▶ [READING PASSAGE]

-- BEGIN --

The district is looking at cuts across the board, from supplies to programs, to staff and teachers.

CASCADE, Idaho -- Rural school districts in Idaho are struggling with funding right now, particularly as their enrollments continue to drop.

On Thursday night, we saw that struggle playing out in Cascade where the district needs to make cuts and is talking about laying people off. No matter how the Cascade School District decides to stop deficit spending, they'll be cutting from somewhere. But leaders say they're trying to do it with minimal impact on students.

This rural mountain community is facing some less than ideal circumstances: a struggling tourist-based economy, low-paying service jobs, a tough housing market. Thus, two years ago, there was a mass exodus of students from the school district.

Cascade School District Superintendent Pal Sartori says rather than cutting staff when they probably should have, they dipped into their reserve fund, which is made up of federal forest dollars. At this point, the school board and district say they won't be fiscally responsible if they continue down this road.

They are looking at cuts across the board: from supplies to programs, to staff and teachers. The idea of what's called a 'Reduction in Force (RIF)' was tossed around in January, and then we are told by teachers the potential for layoffs faded away. That was until the plan came up in last Thursday's routine yearly negotiation meeting between the Cascade Education Association and the school district.

-- END --

▶ [WHAT TO PRODUCE]
Extract the passage of the Cascade school funding article from "On Thursday night, we" to "down this road.", word for word.

▶ [RECORDS SHOWN]
-- BEGIN --

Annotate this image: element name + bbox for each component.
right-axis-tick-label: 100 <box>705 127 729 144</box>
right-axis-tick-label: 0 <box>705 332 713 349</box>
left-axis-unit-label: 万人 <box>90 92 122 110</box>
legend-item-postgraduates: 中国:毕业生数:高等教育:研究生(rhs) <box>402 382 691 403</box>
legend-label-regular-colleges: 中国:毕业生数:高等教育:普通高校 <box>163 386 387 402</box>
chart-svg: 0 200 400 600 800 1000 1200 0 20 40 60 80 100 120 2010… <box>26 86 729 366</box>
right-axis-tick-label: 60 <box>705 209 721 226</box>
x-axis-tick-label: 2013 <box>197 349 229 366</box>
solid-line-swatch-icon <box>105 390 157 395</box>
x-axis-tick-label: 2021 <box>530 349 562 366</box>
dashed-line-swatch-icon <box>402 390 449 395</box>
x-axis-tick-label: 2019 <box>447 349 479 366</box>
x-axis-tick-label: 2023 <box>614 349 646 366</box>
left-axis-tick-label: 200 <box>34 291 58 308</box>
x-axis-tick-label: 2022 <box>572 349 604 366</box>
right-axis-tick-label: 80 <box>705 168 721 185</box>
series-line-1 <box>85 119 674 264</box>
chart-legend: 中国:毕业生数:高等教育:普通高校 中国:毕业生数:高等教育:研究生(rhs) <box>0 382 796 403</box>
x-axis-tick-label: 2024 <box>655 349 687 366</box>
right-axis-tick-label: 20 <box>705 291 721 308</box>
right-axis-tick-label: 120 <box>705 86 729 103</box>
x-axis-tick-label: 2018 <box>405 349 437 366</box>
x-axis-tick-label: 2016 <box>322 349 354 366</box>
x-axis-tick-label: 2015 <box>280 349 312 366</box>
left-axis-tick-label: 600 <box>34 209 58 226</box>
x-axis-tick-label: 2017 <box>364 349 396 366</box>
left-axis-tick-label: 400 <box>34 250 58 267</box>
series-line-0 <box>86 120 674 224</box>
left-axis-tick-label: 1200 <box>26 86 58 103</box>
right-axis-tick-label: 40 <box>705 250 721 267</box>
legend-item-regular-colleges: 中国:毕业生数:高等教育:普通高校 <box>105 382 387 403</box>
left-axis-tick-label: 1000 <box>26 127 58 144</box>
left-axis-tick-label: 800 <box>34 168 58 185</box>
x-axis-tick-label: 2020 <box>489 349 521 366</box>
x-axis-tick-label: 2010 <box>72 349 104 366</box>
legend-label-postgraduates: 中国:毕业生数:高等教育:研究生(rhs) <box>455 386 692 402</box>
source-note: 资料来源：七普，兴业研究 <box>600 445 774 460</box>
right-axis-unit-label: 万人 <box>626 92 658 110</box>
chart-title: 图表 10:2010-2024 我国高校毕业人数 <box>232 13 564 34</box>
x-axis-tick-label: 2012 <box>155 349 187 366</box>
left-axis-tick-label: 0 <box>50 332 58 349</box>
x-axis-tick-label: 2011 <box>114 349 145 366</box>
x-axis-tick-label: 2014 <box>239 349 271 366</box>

-- END --

▶ [RESULT OF THE TASK]
On Thursday night, we saw that struggle playing out in Cascade where the district needs to make cuts and is talking about laying people off. No matter how the Cascade School District decides to stop deficit spending, they'll be cutting from somewhere. But leaders say they're trying to do it with minimal impact on students.

This rural mountain community is facing some less than ideal circumstances: a struggling tourist-based economy, low-paying service jobs, a tough housing market. Thus, two years ago, there was a mass exodus of students from the school district.

Cascade School District Superintendent Pal Sartori says rather than cutting staff when they probably should have, they dipped into their reserve fund, which is made up of federal forest dollars. At this point, the school board and district say they won't be fiscally responsible if they continue down this road.